■ **DATA EXCERPTS**
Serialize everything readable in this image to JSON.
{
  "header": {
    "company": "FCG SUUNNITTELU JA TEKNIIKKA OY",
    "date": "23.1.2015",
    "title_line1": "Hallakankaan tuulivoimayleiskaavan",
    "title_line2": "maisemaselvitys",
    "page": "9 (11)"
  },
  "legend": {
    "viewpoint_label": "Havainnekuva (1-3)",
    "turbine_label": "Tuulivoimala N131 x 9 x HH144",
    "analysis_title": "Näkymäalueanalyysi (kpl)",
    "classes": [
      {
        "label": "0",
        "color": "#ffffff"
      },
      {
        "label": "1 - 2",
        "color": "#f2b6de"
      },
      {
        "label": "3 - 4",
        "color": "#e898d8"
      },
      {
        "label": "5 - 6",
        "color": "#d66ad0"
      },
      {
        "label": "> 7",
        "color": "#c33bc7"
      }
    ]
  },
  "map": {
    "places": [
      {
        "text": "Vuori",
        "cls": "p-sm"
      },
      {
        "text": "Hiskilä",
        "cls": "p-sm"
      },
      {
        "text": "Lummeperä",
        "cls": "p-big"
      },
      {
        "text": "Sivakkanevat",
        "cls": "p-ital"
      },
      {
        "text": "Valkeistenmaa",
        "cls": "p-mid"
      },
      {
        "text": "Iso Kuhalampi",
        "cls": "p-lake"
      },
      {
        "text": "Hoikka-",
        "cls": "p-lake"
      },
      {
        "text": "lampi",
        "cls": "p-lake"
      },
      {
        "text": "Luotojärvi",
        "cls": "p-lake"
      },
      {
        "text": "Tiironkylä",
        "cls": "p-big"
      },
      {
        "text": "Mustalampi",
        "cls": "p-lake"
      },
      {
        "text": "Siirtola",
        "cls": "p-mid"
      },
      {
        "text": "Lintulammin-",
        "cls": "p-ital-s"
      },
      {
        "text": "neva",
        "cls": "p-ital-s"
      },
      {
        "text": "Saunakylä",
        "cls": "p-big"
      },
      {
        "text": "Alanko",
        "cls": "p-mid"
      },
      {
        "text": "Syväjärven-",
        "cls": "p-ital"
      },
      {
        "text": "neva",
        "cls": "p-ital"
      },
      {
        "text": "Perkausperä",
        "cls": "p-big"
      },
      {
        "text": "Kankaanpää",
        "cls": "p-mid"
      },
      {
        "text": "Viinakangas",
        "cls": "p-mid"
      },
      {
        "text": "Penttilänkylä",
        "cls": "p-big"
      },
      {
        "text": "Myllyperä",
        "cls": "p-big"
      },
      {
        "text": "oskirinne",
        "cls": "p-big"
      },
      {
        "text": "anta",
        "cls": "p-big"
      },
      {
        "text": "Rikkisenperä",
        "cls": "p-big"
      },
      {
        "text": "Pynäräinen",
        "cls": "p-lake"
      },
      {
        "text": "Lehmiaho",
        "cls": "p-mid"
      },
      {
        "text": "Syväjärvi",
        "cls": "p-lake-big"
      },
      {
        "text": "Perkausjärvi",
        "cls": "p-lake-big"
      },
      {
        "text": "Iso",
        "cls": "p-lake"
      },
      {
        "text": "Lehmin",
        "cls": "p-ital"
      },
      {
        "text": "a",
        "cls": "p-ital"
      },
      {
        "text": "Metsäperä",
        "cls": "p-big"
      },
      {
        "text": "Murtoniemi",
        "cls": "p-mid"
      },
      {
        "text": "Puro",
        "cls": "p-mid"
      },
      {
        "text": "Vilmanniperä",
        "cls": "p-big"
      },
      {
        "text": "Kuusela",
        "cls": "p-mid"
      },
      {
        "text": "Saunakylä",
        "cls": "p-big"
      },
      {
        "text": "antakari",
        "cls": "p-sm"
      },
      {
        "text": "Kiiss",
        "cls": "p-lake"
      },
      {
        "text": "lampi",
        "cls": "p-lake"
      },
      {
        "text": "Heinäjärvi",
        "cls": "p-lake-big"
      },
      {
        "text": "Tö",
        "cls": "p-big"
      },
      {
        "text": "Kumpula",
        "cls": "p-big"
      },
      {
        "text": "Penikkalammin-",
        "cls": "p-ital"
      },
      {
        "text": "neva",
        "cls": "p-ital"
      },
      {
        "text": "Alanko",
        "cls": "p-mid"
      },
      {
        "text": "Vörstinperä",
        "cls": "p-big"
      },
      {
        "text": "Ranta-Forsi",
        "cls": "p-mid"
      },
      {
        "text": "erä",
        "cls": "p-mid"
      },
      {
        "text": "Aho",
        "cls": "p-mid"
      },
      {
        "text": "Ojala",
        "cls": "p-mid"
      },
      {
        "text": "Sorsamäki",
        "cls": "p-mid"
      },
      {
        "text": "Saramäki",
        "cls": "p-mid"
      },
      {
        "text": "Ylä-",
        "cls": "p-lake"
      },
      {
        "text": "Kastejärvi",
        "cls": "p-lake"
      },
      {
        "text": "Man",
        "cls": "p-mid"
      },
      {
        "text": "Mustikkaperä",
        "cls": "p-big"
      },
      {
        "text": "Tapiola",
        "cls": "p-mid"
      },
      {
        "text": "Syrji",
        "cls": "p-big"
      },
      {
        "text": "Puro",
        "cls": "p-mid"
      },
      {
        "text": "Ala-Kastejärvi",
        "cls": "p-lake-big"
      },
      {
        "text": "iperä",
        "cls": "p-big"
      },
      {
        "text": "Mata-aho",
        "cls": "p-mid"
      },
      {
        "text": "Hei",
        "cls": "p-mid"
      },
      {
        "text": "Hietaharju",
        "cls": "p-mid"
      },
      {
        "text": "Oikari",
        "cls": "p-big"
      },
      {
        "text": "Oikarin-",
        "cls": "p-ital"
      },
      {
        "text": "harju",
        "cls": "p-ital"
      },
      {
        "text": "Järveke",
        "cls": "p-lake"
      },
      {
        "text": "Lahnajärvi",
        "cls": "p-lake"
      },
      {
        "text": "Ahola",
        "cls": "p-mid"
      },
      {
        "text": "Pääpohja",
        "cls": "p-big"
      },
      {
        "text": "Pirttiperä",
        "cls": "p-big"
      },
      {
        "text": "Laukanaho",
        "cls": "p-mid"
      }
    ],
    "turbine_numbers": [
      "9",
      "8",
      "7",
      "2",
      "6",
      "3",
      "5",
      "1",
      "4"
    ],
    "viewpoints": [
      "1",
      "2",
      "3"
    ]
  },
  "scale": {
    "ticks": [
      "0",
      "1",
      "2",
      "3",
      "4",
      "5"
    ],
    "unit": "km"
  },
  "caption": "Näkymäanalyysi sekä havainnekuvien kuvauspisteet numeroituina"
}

■ **PROBLEM DESCRIPTION**
All of the entries should be written out again exactly.

■ **SOLUTION TO THE PROBLEM**
Serialize everything readable in this image to JSON.
{
  "header": {
    "company": "FCG SUUNNITTELU JA TEKNIIKKA OY",
    "date": "23.1.2015",
    "title_line1": "Hallakankaan tuulivoimayleiskaavan",
    "title_line2": "maisemaselvitys",
    "page": "9 (11)"
  },
  "legend": {
    "viewpoint_label": "Havainnekuva (1-3)",
    "turbine_label": "Tuulivoimala N131 x 9 x HH144",
    "analysis_title": "Näkymäalueanalyysi (kpl)",
    "classes": [
      {
        "label": "0",
        "color": "#ffffff"
      },
      {
        "label": "1 - 2",
        "color": "#f2b6de"
      },
      {
        "label": "3 - 4",
        "color": "#e898d8"
      },
      {
        "label": "5 - 6",
        "color": "#d66ad0"
      },
      {
        "label": "> 7",
        "color": "#c33bc7"
      }
    ]
  },
  "map": {
    "places": [
      {
        "text": "Vuori",
        "cls": "p-sm"
      },
      {
        "text": "Hiskilä",
        "cls": "p-sm"
      },
      {
        "text": "Lummeperä",
        "cls": "p-big"
      },
      {
        "text": "Sivakkanevat",
        "cls": "p-ital"
      },
      {
        "text": "Valkeistenmaa",
        "cls": "p-mid"
      },
      {
        "text": "Iso Kuhalampi",
        "cls": "p-lake"
      },
      {
        "text": "Hoikka-",
        "cls": "p-lake"
      },
      {
        "text": "lampi",
        "cls": "p-lake"
      },
      {
        "text": "Luotojärvi",
        "cls": "p-lake"
      },
      {
        "text": "Tiironkylä",
        "cls": "p-big"
      },
      {
        "text": "Mustalampi",
        "cls": "p-lake"
      },
      {
        "text": "Siirtola",
        "cls": "p-mid"
      },
      {
        "text": "Lintulammin-",
        "cls": "p-ital-s"
      },
      {
        "text": "neva",
        "cls": "p-ital-s"
      },
      {
        "text": "Saunakylä",
        "cls": "p-big"
      },
      {
        "text": "Alanko",
        "cls": "p-mid"
      },
      {
        "text": "Syväjärven-",
        "cls": "p-ital"
      },
      {
        "text": "neva",
        "cls": "p-ital"
      },
      {
        "text": "Perkausperä",
        "cls": "p-big"
      },
      {
        "text": "Kankaanpää",
        "cls": "p-mid"
      },
      {
        "text": "Viinakangas",
        "cls": "p-mid"
      },
      {
        "text": "Penttilänkylä",
        "cls": "p-big"
      },
      {
        "text": "Myllyperä",
        "cls": "p-big"
      },
      {
        "text": "oskirinne",
        "cls": "p-big"
      },
      {
        "text": "anta",
        "cls": "p-big"
      },
      {
        "text": "Rikkisenperä",
        "cls": "p-big"
      },
      {
        "text": "Pynäräinen",
        "cls": "p-lake"
      },
      {
        "text": "Lehmiaho",
        "cls": "p-mid"
      },
      {
        "text": "Syväjärvi",
        "cls": "p-lake-big"
      },
      {
        "text": "Perkausjärvi",
        "cls": "p-lake-big"
      },
      {
        "text": "Iso",
        "cls": "p-lake"
      },
      {
        "text": "Lehmin",
        "cls": "p-ital"
      },
      {
        "text": "a",
        "cls": "p-ital"
      },
      {
        "text": "Metsäperä",
        "cls": "p-big"
      },
      {
        "text": "Murtoniemi",
        "cls": "p-mid"
      },
      {
        "text": "Puro",
        "cls": "p-mid"
      },
      {
        "text": "Vilmanniperä",
        "cls": "p-big"
      },
      {
        "text": "Kuusela",
        "cls": "p-mid"
      },
      {
        "text": "Saunakylä",
        "cls": "p-big"
      },
      {
        "text": "antakari",
        "cls": "p-sm"
      },
      {
        "text": "Kiiss",
        "cls": "p-lake"
      },
      {
        "text": "lampi",
        "cls": "p-lake"
      },
      {
        "text": "Heinäjärvi",
        "cls": "p-lake-big"
      },
      {
        "text": "Tö",
        "cls": "p-big"
      },
      {
        "text": "Kumpula",
        "cls": "p-big"
      },
      {
        "text": "Penikkalammin-",
        "cls": "p-ital"
      },
      {
        "text": "neva",
        "cls": "p-ital"
      },
      {
        "text": "Alanko",
        "cls": "p-mid"
      },
      {
        "text": "Vörstinperä",
        "cls": "p-big"
      },
      {
        "text": "Ranta-Forsi",
        "cls": "p-mid"
      },
      {
        "text": "erä",
        "cls": "p-mid"
      },
      {
        "text": "Aho",
        "cls": "p-mid"
      },
      {
        "text": "Ojala",
        "cls": "p-mid"
      },
      {
        "text": "Sorsamäki",
        "cls": "p-mid"
      },
      {
        "text": "Saramäki",
        "cls": "p-mid"
      },
      {
        "text": "Ylä-",
        "cls": "p-lake"
      },
      {
        "text": "Kastejärvi",
        "cls": "p-lake"
      },
      {
        "text": "Man",
        "cls": "p-mid"
      },
      {
        "text": "Mustikkaperä",
        "cls": "p-big"
      },
      {
        "text": "Tapiola",
        "cls": "p-mid"
      },
      {
        "text": "Syrji",
        "cls": "p-big"
      },
      {
        "text": "Puro",
        "cls": "p-mid"
      },
      {
        "text": "Ala-Kastejärvi",
        "cls": "p-lake-big"
      },
      {
        "text": "iperä",
        "cls": "p-big"
      },
      {
        "text": "Mata-aho",
        "cls": "p-mid"
      },
      {
        "text": "Hei",
        "cls": "p-mid"
      },
      {
        "text": "Hietaharju",
        "cls": "p-mid"
      },
      {
        "text": "Oikari",
        "cls": "p-big"
      },
      {
        "text": "Oikarin-",
        "cls": "p-ital"
      },
      {
        "text": "harju",
        "cls": "p-ital"
      },
      {
        "text": "Järveke",
        "cls": "p-lake"
      },
      {
        "text": "Lahnajärvi",
        "cls": "p-lake"
      },
      {
        "text": "Ahola",
        "cls": "p-mid"
      },
      {
        "text": "Pääpohja",
        "cls": "p-big"
      },
      {
        "text": "Pirttiperä",
        "cls": "p-big"
      },
      {
        "text": "Laukanaho",
        "cls": "p-mid"
      }
    ],
    "turbine_numbers": [
      "9",
      "8",
      "7",
      "2",
      "6",
      "3",
      "5",
      "1",
      "4"
    ],
    "viewpoints": [
      "1",
      "2",
      "3"
    ]
  },
  "scale": {
    "ticks": [
      "0",
      "1",
      "2",
      "3",
      "4",
      "5"
    ],
    "unit": "km"
  },
  "caption": "Näkymäanalyysi sekä havainnekuvien kuvauspisteet numeroituina"
}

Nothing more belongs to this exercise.